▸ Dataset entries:
__________________________________________________

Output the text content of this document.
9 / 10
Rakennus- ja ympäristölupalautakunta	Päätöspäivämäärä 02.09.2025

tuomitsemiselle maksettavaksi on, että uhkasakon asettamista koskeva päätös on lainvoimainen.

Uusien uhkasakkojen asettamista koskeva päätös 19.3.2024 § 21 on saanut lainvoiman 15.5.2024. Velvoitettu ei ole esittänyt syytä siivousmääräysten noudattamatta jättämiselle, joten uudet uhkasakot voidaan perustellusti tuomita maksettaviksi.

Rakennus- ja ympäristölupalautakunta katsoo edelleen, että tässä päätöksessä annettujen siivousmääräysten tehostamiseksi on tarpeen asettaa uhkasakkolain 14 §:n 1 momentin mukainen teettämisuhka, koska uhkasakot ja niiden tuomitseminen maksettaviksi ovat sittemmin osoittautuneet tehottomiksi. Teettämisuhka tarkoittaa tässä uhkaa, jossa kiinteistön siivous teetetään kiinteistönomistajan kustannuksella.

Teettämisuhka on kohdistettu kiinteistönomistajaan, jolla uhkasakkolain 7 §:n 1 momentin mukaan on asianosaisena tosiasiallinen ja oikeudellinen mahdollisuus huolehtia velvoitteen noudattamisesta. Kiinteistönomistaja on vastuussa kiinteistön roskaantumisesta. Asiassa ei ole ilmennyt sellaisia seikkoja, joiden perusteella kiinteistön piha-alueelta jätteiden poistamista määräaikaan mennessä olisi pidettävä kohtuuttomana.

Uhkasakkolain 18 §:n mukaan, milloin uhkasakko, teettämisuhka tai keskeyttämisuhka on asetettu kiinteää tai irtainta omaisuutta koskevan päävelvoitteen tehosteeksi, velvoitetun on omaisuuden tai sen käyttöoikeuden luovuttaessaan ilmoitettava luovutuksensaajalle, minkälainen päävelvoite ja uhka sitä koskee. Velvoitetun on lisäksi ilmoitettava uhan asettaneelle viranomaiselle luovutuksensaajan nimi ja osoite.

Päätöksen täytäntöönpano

__________________________________________________

▸ EXERCISE DETAILS: Write out every line exactly as it stands.

▸ RESPONSE TO THIS TASK:
Output the text content of this document.
9 / 10
Rakennus- ja ympäristölupalautakunta	Päätöspäivämäärä 02.09.2025

tuomitsemiselle maksettavaksi on, että uhkasakon asettamista koskeva päätös on lainvoimainen.

Uusien uhkasakkojen asettamista koskeva päätös 19.3.2024 § 21 on saanut lainvoiman 15.5.2024. Velvoitettu ei ole esittänyt syytä siivousmääräysten noudattamatta jättämiselle, joten uudet uhkasakot voidaan perustellusti tuomita maksettaviksi.

Rakennus- ja ympäristölupalautakunta katsoo edelleen, että tässä päätöksessä annettujen siivousmääräysten tehostamiseksi on tarpeen asettaa uhkasakkolain 14 §:n 1 momentin mukainen teettämisuhka, koska uhkasakot ja niiden tuomitseminen maksettaviksi ovat sittemmin osoittautuneet tehottomiksi. Teettämisuhka tarkoittaa tässä uhkaa, jossa kiinteistön siivous teetetään kiinteistönomistajan kustannuksella.

Teettämisuhka on kohdistettu kiinteistönomistajaan, jolla uhkasakkolain 7 §:n 1 momentin mukaan on asianosaisena tosiasiallinen ja oikeudellinen mahdollisuus huolehtia velvoitteen noudattamisesta. Kiinteistönomistaja on vastuussa kiinteistön roskaantumisesta. Asiassa ei ole ilmennyt sellaisia seikkoja, joiden perusteella kiinteistön piha-alueelta jätteiden poistamista määräaikaan mennessä olisi pidettävä kohtuuttomana.

Uhkasakkolain 18 §:n mukaan, milloin uhkasakko, teettämisuhka tai keskeyttämisuhka on asetettu kiinteää tai irtainta omaisuutta koskevan päävelvoitteen tehosteeksi, velvoitetun on omaisuuden tai sen käyttöoikeuden luovuttaessaan ilmoitettava luovutuksensaajalle, minkälainen päävelvoite ja uhka sitä koskee. Velvoitetun on lisäksi ilmoitettava uhan asettaneelle viranomaiselle luovutuksensaajan nimi ja osoite.

Päätöksen täytäntöönpano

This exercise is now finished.